RECORDS FOR PROCESSING –

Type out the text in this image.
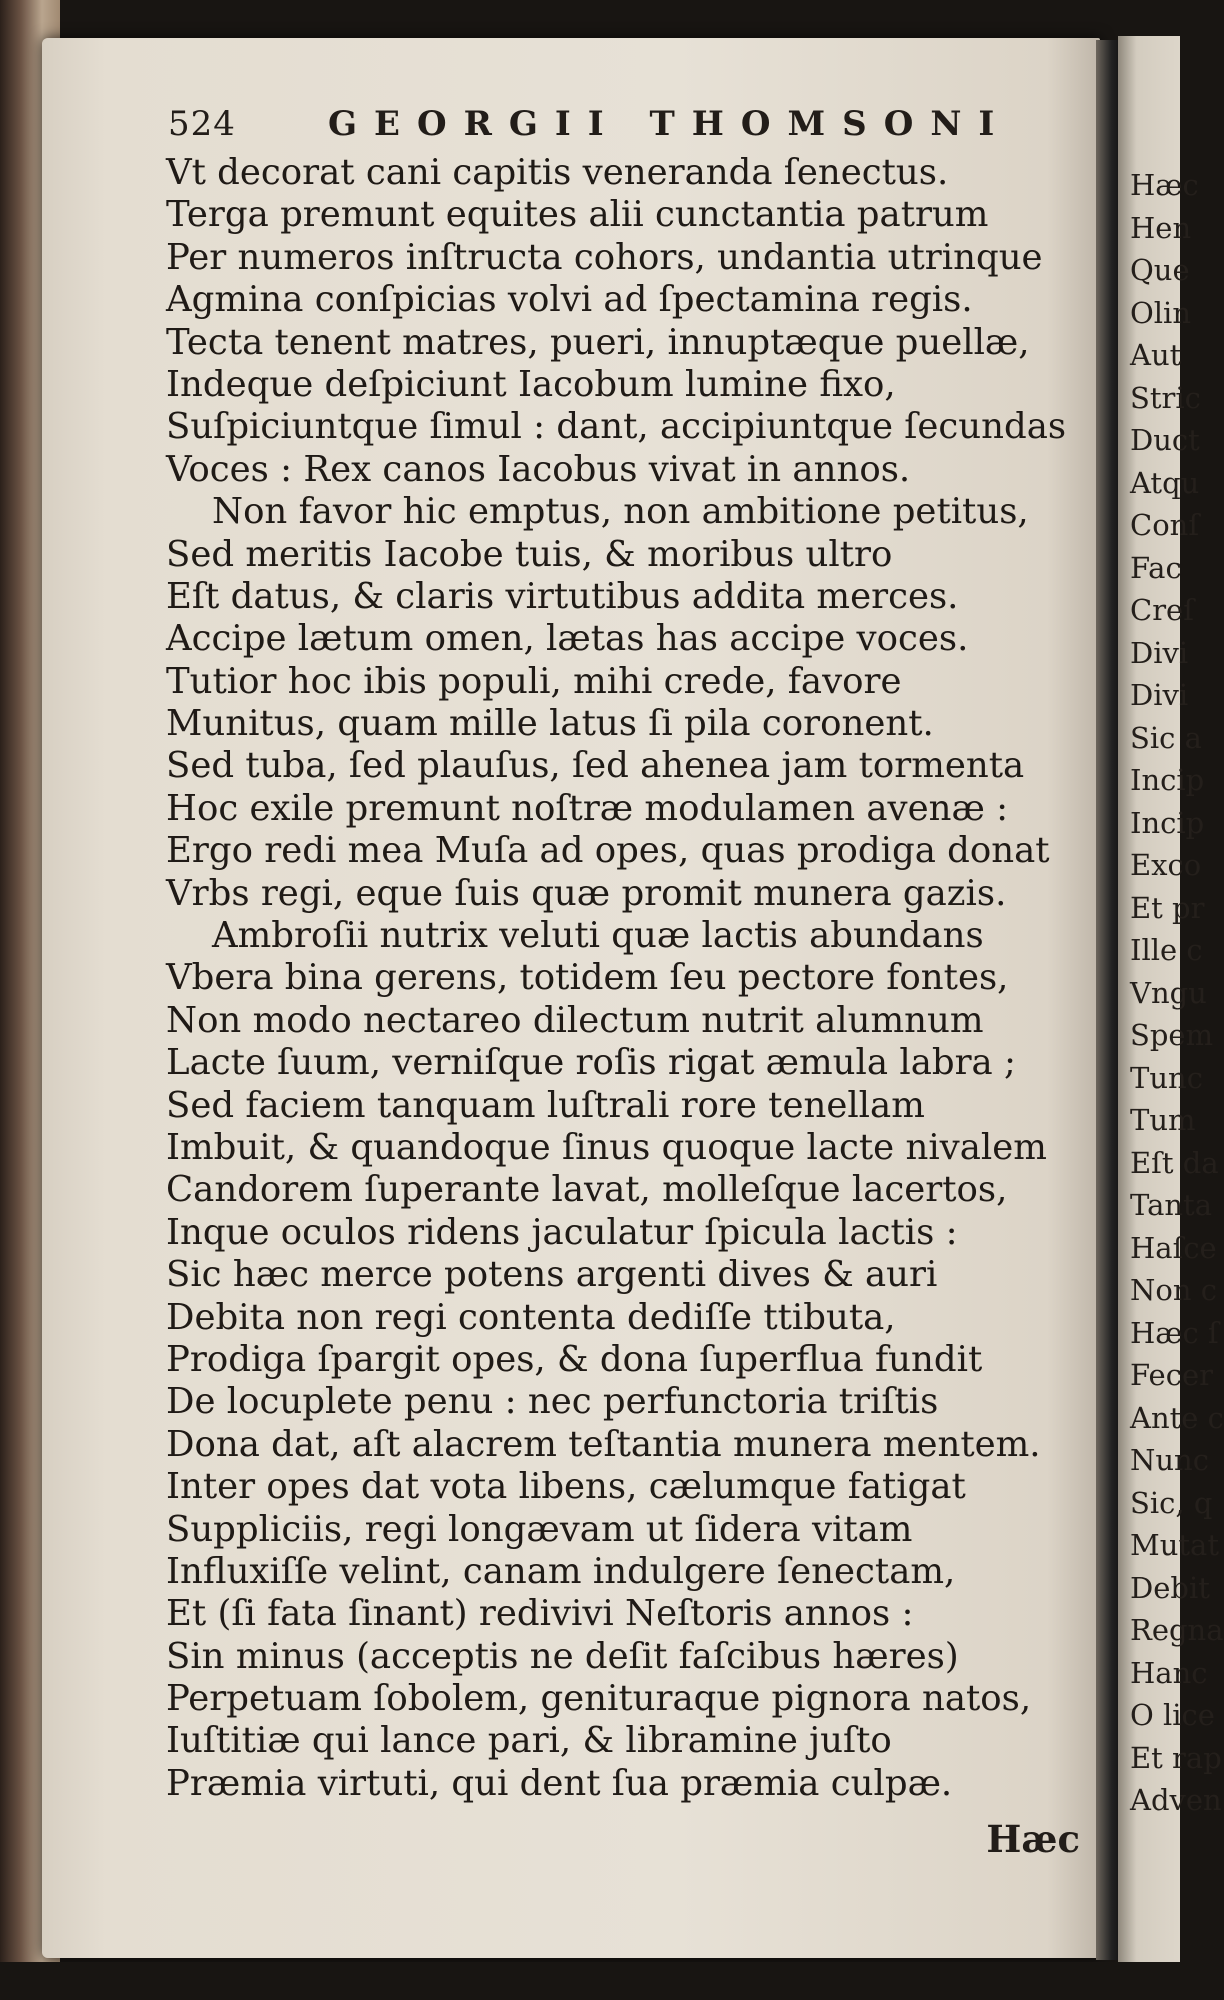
524	GEORGII THOMSONI
Vt decorat cani capitis veneranda ſenectus.
Terga premunt equites alii cunctantia patrum
Per numeros inſtructa cohors, undantia utrinque
Agmina conſpicias volvi ad ſpectamina regis.
Tecta tenent matres, pueri, innuptæque puellæ,
Indeque deſpiciunt Iacobum lumine fixo,
Suſpiciuntque ſimul : dant, accipiuntque ſecundas
Voces : Rex canos Iacobus vivat in annos.
Non favor hic emptus, non ambitione petitus,
Sed meritis Iacobe tuis, & moribus ultro
Eſt datus, & claris virtutibus addita merces.
Accipe lætum omen, lætas has accipe voces.
Tutior hoc ibis populi, mihi crede, favore
Munitus, quam mille latus ſi pila coronent.
Sed tuba, ſed plauſus, ſed ahenea jam tormenta
Hoc exile premunt noſtræ modulamen avenæ :
Ergo redi mea Muſa ad opes, quas prodiga donat
Vrbs regi, eque ſuis quæ promit munera gazis.
Ambroſii nutrix veluti quæ lactis abundans
Vbera bina gerens, totidem ſeu pectore fontes,
Non modo nectareo dilectum nutrit alumnum
Lacte ſuum, verniſque roſis rigat æmula labra ;
Sed faciem tanquam luſtrali rore tenellam
Imbuit, & quandoque ſinus quoque lacte nivalem
Candorem ſuperante lavat, molleſque lacertos,
Inque oculos ridens jaculatur ſpicula lactis :
Sic hæc merce potens argenti dives & auri
Debita non regi contenta dediſſe ttibuta,
Prodiga ſpargit opes, & dona ſuperflua fundit
De locuplete penu : nec perfunctoria triſtis
Dona dat, aſt alacrem teſtantia munera mentem.
Inter opes dat vota libens, cælumque fatigat
Suppliciis, regi longævam ut ſidera vitam
Influxiſſe velint, canam indulgere ſenectam,
Et (ſi fata ſinant) redivivi Neſtoris annos :
Sin minus (acceptis ne deſit faſcibus hæres)
Perpetuam ſobolem, genituraque pignora natos,
Iuſtitiæ qui lance pari, & libramine juſto
Præmia virtuti, qui dent ſua præmia culpæ.
Hæc
Hæc
Hen
Que
Olin
Aut
Stric
Duct
Atqu
Conſ
Fac
Creſ
Divi
Divi
Sic a
Incip
Incip
Exco
Et pr
Ille c
Vngu
Spem
Tunc
Tum
Eſt da
Tanta
Haſce
Non c
Hæc ſ
Fecer
Ante c
Nunc
Sic, q
Mutat
Debit
Regna
Hanc
O lice
Et rap
Adven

STATED PROBLEM –
Provide the number of lines in the data above that contain the string "opes", and nothing else.

TASK OUTPUT –
3